• [What this task involves]:
What is the number of lines that include the word "регламента"? Provide only that figure.

• [Stored rows]:
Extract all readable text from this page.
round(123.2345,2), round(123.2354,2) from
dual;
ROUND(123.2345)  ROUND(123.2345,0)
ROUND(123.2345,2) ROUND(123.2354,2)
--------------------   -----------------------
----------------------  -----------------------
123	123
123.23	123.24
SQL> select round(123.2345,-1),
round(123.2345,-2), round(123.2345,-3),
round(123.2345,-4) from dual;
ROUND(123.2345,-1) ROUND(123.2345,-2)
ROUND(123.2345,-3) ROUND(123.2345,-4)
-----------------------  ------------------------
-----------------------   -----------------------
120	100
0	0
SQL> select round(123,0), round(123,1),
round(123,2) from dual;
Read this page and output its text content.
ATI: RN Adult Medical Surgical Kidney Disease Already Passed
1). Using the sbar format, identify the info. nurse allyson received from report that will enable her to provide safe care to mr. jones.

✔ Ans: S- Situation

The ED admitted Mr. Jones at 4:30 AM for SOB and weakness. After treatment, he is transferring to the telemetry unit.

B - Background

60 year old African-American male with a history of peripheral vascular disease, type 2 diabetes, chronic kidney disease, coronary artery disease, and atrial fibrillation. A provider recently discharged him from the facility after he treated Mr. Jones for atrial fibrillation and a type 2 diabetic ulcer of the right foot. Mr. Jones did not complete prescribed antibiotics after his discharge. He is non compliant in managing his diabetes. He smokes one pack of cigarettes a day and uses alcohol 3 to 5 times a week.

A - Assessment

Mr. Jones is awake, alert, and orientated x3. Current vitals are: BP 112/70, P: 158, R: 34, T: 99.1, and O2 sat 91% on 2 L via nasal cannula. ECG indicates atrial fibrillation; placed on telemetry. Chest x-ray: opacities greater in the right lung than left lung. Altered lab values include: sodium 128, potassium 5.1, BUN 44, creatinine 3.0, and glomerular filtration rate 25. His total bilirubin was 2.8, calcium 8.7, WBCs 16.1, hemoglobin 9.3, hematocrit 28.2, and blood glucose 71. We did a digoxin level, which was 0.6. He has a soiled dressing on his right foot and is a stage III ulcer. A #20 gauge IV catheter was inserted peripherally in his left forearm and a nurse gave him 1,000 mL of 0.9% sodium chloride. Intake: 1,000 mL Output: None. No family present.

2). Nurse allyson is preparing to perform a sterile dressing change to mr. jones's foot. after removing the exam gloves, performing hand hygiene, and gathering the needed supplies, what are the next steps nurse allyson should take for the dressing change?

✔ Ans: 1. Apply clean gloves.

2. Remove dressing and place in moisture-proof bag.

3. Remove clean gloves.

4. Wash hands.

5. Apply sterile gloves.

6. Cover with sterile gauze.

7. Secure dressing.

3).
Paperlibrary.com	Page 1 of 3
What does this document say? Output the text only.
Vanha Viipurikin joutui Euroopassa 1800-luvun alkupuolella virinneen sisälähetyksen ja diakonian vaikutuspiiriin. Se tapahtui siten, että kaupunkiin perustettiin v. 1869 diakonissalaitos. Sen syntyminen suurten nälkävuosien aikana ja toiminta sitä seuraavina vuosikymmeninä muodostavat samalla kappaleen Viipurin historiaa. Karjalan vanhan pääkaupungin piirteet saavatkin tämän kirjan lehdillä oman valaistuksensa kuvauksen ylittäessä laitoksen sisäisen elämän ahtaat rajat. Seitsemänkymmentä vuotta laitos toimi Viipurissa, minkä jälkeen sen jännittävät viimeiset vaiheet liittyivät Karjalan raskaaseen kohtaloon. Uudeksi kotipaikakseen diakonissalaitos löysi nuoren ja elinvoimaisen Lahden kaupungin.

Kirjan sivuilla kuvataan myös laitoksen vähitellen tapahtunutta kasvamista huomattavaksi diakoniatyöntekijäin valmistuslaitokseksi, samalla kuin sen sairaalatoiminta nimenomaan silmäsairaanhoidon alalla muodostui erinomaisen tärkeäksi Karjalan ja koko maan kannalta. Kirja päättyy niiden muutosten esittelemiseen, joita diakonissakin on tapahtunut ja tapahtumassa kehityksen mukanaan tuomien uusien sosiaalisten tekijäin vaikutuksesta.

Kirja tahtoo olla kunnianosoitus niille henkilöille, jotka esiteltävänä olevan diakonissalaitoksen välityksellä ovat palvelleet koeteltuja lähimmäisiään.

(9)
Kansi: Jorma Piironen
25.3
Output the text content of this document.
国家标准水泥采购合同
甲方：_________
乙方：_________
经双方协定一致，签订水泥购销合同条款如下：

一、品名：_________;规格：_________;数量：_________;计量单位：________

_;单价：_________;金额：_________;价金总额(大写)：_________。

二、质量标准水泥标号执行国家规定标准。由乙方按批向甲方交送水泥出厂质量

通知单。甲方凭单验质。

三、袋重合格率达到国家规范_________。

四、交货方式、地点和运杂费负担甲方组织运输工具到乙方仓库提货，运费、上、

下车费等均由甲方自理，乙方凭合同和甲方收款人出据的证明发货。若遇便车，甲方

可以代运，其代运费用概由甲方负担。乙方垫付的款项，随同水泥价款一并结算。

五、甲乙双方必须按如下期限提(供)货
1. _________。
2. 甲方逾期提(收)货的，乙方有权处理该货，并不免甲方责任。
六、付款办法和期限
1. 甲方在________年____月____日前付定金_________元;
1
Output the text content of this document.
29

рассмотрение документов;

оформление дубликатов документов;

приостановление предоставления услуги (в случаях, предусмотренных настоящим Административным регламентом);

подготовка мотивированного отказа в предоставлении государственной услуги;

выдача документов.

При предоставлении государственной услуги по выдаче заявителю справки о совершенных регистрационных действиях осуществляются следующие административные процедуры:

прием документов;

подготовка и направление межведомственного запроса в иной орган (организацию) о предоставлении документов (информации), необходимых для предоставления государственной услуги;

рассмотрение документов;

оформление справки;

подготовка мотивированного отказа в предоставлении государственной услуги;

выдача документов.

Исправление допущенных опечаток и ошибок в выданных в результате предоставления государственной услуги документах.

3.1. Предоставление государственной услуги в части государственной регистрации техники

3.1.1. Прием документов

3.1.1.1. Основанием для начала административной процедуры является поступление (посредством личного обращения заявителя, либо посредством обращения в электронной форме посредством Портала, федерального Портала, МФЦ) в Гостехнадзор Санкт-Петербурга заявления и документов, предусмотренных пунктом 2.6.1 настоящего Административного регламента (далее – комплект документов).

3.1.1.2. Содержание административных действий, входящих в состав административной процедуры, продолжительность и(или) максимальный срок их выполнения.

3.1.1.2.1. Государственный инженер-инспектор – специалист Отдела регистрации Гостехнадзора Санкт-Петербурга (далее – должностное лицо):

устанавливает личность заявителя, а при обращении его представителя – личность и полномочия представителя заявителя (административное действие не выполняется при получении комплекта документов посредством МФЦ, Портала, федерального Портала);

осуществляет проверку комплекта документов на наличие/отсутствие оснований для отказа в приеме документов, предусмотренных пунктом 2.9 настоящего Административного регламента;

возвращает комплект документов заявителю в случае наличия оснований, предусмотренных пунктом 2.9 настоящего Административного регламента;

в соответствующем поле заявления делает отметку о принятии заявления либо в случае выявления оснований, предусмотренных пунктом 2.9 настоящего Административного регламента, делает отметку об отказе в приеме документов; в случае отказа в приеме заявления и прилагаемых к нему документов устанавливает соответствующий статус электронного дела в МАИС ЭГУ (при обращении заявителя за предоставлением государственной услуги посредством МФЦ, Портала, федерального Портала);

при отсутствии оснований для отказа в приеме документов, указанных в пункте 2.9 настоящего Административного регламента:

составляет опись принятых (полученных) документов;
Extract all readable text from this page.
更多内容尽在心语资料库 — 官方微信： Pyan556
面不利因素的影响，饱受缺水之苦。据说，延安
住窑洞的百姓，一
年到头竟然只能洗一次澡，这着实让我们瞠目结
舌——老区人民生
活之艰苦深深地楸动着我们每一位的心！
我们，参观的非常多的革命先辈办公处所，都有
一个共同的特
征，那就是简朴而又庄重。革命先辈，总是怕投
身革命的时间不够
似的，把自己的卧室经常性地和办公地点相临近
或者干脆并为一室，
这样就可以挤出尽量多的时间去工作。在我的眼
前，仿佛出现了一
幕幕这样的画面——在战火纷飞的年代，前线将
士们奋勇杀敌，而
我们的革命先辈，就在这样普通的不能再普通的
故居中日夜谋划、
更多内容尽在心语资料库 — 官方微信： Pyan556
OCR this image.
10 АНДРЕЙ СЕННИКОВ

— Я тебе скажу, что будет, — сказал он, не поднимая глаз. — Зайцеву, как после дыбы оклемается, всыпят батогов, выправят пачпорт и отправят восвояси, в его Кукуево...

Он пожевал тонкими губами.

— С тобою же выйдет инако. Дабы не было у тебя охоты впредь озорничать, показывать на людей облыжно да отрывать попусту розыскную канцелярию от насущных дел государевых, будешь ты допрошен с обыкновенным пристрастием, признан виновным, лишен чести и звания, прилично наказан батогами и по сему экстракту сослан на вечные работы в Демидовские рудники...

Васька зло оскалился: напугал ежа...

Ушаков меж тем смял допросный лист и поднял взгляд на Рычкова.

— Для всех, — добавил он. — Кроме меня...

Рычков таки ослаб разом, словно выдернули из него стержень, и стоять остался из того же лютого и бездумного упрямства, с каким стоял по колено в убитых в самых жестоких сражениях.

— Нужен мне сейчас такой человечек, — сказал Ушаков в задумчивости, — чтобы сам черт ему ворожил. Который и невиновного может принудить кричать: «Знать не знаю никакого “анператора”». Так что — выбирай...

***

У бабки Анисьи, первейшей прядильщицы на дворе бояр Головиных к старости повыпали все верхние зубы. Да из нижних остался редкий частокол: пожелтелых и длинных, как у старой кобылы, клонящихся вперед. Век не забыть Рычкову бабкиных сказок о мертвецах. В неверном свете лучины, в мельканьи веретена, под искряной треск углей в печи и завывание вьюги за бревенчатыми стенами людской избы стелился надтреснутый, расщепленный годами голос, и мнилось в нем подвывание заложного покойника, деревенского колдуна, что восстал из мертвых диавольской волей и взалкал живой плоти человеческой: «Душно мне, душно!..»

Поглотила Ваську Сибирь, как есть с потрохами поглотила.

• [Solution]:
5